Task statement: Copy out the records word for word, from their first line up to and including the line that contains "pie-chart-icon[interactable] [1744,244,1780,280]".

Given information:
#####

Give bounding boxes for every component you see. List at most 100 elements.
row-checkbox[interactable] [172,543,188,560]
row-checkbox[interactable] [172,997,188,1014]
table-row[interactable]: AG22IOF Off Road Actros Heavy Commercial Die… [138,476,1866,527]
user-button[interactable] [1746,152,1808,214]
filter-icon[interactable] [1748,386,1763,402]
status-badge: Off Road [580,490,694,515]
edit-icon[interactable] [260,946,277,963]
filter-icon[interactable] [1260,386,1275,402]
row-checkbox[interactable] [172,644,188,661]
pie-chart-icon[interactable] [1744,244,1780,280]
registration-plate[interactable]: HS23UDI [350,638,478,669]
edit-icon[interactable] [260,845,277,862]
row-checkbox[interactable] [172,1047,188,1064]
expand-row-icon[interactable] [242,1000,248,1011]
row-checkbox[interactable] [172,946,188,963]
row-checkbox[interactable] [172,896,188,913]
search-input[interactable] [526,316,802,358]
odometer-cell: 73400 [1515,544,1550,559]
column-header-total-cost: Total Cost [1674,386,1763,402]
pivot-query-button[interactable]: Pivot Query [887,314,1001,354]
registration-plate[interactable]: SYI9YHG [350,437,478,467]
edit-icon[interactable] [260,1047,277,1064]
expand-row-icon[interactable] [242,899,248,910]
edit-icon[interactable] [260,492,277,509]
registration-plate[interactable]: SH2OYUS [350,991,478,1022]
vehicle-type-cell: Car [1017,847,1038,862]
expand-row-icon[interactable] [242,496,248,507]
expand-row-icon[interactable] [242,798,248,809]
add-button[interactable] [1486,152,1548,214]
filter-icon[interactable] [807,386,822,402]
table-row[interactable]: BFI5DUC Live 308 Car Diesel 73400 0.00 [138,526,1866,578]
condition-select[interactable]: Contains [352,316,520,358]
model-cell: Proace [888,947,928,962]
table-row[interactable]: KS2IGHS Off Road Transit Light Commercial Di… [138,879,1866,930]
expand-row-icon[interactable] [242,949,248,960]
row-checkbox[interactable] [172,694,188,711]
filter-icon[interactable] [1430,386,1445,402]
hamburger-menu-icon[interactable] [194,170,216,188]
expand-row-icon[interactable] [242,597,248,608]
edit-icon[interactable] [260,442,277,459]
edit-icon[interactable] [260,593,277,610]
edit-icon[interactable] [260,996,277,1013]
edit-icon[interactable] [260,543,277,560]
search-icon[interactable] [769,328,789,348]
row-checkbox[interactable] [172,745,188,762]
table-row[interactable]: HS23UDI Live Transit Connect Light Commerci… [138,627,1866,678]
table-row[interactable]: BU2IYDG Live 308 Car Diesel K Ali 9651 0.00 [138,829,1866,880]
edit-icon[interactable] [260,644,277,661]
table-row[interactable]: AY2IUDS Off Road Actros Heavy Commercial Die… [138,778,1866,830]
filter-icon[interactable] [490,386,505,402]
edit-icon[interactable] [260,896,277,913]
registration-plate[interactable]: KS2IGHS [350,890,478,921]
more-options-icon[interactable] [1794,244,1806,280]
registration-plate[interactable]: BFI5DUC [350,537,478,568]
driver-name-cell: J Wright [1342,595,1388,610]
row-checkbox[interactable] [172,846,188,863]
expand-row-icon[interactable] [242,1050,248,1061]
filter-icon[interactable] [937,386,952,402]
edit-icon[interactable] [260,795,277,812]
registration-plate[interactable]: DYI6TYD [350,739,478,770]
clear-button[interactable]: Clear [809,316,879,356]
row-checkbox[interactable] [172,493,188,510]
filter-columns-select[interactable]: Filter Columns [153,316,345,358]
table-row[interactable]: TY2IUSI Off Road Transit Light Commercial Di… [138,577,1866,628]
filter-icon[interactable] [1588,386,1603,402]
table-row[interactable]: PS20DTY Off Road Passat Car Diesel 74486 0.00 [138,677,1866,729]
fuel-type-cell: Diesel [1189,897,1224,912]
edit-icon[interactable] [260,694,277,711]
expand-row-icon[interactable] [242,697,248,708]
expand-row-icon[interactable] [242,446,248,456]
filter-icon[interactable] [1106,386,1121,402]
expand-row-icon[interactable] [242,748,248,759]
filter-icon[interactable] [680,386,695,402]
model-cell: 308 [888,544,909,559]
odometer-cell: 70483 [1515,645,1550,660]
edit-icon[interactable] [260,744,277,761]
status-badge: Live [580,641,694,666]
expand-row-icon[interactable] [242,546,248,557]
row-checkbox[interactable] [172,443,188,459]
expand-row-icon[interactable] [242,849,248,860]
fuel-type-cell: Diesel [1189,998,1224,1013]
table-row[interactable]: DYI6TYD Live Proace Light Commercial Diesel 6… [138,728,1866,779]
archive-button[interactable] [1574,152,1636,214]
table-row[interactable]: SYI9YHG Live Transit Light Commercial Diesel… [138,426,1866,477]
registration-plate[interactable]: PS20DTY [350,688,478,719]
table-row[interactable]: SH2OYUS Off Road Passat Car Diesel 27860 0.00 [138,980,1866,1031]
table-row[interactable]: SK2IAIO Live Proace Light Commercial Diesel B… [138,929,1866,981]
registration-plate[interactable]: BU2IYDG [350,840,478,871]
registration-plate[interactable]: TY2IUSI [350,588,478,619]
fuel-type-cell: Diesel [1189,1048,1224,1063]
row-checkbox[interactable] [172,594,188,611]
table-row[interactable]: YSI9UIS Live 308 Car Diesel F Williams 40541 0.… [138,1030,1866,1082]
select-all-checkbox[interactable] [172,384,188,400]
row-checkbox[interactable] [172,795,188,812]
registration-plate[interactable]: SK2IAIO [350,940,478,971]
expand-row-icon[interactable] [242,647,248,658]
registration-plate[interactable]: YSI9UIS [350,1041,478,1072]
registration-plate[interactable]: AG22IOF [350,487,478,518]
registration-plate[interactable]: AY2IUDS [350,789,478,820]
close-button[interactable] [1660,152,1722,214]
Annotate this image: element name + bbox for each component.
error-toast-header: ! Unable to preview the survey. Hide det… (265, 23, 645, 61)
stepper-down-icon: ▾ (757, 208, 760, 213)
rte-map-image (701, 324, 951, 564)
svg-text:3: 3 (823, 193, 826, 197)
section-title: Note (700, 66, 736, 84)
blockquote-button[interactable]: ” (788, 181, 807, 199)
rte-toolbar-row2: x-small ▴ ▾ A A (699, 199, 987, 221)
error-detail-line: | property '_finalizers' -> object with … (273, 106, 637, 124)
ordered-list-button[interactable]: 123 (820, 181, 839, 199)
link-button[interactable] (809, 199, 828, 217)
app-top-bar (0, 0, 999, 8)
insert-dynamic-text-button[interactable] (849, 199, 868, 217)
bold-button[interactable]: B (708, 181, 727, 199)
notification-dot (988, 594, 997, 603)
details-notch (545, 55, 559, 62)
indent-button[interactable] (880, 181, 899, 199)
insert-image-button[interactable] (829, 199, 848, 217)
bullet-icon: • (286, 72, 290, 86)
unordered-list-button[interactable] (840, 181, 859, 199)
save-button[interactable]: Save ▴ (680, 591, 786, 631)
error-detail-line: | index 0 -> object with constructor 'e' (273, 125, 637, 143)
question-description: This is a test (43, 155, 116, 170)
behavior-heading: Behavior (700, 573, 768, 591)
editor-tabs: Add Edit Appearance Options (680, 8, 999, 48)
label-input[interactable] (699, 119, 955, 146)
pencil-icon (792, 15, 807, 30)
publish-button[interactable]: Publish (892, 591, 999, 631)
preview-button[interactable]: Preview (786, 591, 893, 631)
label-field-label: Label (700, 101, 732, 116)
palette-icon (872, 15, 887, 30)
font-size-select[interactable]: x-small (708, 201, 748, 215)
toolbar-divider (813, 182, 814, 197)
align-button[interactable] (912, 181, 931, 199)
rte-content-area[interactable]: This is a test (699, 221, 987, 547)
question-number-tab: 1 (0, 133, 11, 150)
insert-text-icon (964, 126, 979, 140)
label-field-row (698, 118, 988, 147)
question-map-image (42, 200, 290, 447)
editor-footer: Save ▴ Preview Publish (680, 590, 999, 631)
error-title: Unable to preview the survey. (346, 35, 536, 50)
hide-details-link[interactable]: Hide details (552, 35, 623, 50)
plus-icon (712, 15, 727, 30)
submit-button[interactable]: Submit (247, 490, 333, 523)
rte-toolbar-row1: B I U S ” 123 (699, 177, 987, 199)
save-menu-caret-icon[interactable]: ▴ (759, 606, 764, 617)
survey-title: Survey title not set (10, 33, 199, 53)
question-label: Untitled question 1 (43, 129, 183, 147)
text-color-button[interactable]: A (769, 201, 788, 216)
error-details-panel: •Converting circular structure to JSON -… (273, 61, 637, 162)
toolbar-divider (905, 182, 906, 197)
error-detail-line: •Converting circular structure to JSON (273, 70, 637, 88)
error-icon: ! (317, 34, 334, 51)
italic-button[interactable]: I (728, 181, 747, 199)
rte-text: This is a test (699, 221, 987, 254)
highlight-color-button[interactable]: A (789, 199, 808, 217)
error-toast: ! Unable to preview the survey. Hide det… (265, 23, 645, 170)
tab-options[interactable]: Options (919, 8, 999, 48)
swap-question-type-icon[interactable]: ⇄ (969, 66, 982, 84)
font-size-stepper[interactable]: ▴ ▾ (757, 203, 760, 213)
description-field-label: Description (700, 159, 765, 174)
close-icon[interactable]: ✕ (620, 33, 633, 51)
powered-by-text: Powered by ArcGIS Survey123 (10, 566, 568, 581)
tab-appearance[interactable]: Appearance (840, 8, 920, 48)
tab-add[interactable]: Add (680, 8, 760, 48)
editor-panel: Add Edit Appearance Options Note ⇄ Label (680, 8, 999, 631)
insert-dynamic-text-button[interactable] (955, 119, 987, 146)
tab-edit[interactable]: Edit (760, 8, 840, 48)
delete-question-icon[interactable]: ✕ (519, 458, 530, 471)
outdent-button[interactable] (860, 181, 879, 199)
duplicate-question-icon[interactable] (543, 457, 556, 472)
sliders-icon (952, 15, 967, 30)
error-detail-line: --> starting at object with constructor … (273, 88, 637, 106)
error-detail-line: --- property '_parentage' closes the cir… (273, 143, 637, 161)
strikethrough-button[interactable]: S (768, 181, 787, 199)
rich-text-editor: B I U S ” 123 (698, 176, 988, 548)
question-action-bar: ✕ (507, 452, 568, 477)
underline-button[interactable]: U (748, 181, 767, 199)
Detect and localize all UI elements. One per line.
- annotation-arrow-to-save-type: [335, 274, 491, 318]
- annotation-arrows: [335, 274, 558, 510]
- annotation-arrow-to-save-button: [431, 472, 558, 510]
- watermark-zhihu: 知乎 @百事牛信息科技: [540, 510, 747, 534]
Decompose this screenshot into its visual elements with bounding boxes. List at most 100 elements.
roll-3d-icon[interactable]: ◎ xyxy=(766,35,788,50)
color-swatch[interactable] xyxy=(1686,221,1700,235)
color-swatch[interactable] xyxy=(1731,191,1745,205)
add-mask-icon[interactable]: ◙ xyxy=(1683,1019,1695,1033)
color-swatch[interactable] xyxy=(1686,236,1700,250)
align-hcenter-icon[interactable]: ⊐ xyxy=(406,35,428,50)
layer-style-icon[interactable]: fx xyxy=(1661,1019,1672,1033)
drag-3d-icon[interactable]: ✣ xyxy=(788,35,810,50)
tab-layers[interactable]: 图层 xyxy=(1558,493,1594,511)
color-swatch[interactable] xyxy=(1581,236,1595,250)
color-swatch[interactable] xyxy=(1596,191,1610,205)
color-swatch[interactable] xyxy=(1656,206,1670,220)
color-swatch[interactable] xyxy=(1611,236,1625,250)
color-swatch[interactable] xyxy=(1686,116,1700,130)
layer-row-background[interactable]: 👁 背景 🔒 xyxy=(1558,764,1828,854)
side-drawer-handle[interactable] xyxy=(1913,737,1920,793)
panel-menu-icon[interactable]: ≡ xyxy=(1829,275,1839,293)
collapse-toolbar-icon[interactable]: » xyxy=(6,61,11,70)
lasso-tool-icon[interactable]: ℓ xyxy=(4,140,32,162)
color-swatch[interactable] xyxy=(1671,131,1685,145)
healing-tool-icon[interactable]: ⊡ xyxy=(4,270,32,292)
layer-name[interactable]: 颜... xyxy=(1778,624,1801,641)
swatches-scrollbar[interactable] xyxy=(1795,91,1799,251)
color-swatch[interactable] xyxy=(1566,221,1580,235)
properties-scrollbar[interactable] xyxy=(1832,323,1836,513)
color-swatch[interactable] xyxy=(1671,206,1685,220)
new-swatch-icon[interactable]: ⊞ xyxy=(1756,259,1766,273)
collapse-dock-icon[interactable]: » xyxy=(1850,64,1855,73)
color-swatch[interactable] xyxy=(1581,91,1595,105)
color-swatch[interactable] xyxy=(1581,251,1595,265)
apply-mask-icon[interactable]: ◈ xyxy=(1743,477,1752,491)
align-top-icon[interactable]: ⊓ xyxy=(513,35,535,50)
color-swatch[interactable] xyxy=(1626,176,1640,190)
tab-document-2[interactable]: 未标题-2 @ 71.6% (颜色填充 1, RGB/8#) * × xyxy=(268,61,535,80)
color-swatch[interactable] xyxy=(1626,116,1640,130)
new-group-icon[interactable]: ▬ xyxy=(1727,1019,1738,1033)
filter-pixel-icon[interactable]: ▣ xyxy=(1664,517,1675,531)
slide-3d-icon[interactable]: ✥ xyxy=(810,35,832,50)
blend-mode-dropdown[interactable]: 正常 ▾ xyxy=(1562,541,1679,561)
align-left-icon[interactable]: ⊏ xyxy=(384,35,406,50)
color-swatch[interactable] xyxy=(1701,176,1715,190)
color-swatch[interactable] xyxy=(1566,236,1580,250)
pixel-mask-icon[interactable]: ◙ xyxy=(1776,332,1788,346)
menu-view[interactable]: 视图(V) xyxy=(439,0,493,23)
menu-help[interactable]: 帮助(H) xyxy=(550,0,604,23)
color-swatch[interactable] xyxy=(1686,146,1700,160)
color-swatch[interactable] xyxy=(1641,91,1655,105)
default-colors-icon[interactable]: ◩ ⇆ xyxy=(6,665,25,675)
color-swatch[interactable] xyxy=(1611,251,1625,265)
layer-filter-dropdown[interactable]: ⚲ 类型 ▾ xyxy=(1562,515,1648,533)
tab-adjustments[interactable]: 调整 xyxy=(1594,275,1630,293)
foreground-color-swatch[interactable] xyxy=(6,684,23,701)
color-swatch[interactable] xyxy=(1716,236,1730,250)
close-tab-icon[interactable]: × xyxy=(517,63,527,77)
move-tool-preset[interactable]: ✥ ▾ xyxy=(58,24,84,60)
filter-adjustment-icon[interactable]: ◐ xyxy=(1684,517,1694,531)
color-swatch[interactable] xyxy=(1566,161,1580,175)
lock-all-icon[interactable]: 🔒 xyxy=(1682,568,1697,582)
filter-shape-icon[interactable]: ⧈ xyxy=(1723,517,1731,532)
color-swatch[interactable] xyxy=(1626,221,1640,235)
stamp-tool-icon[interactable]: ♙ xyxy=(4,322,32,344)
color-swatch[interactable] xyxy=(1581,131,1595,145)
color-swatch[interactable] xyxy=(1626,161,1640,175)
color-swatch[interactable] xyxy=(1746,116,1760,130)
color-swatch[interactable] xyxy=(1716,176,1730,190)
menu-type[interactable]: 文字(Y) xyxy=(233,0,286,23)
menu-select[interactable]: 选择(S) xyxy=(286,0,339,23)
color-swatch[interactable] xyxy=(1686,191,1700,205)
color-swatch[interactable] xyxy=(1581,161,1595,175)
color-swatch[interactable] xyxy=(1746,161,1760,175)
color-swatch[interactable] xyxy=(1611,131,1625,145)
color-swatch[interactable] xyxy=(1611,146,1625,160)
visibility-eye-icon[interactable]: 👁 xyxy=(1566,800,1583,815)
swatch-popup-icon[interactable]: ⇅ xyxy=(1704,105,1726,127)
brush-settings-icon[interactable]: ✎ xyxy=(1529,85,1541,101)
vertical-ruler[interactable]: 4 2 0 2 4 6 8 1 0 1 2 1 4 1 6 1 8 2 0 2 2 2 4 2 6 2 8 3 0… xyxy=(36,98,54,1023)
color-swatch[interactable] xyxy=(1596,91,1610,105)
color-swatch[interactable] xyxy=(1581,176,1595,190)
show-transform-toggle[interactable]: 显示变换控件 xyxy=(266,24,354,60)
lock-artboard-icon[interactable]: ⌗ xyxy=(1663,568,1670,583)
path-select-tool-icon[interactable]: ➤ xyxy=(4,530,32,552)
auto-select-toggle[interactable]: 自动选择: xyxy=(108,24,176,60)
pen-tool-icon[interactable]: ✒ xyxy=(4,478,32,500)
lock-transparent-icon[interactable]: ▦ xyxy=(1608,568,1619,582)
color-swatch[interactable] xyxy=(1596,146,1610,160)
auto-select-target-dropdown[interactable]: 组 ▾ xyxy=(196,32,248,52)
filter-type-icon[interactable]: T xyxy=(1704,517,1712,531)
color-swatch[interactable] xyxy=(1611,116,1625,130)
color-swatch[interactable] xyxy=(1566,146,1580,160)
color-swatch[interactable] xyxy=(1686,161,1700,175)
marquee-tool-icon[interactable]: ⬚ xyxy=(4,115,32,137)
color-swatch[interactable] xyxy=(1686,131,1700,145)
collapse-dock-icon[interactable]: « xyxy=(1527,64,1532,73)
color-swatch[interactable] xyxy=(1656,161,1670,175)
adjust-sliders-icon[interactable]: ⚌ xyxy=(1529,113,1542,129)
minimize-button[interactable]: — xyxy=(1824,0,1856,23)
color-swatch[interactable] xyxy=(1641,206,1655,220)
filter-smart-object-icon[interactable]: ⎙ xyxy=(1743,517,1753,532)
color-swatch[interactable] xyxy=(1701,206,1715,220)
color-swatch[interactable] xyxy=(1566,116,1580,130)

#####

Result of the task:
Give bounding boxes for every component you see. List at most 100 elements.
row-checkbox[interactable] [172,543,188,560]
row-checkbox[interactable] [172,997,188,1014]
table-row[interactable]: AG22IOF Off Road Actros Heavy Commercial Die… [138,476,1866,527]
user-button[interactable] [1746,152,1808,214]
filter-icon[interactable] [1748,386,1763,402]
status-badge: Off Road [580,490,694,515]
edit-icon[interactable] [260,946,277,963]
filter-icon[interactable] [1260,386,1275,402]
row-checkbox[interactable] [172,644,188,661]
pie-chart-icon[interactable] [1744,244,1780,280]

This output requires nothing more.